### Work to be completed
Extract all data as written.

Data listing:
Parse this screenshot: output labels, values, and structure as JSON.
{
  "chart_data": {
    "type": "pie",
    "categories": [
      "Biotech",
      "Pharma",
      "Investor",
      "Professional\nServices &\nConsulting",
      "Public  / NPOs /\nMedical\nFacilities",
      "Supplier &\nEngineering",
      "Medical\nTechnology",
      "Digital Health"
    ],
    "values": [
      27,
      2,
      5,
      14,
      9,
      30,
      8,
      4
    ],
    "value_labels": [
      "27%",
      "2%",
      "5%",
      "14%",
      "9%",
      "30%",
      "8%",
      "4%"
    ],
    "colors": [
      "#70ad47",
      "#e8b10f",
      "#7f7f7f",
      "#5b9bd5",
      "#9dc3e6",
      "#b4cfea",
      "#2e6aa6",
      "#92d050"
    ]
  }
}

### Result
Parse this screenshot: output labels, values, and structure as JSON.
{
  "chart_data": {
    "type": "pie",
    "categories": [
      "Biotech",
      "Pharma",
      "Investor",
      "Professional\nServices &\nConsulting",
      "Public  / NPOs /\nMedical\nFacilities",
      "Supplier &\nEngineering",
      "Medical\nTechnology",
      "Digital Health"
    ],
    "values": [
      27,
      2,
      5,
      14,
      9,
      30,
      8,
      4
    ],
    "value_labels": [
      "27%",
      "2%",
      "5%",
      "14%",
      "9%",
      "30%",
      "8%",
      "4%"
    ],
    "colors": [
      "#70ad47",
      "#e8b10f",
      "#7f7f7f",
      "#5b9bd5",
      "#9dc3e6",
      "#b4cfea",
      "#2e6aa6",
      "#92d050"
    ]
  }
}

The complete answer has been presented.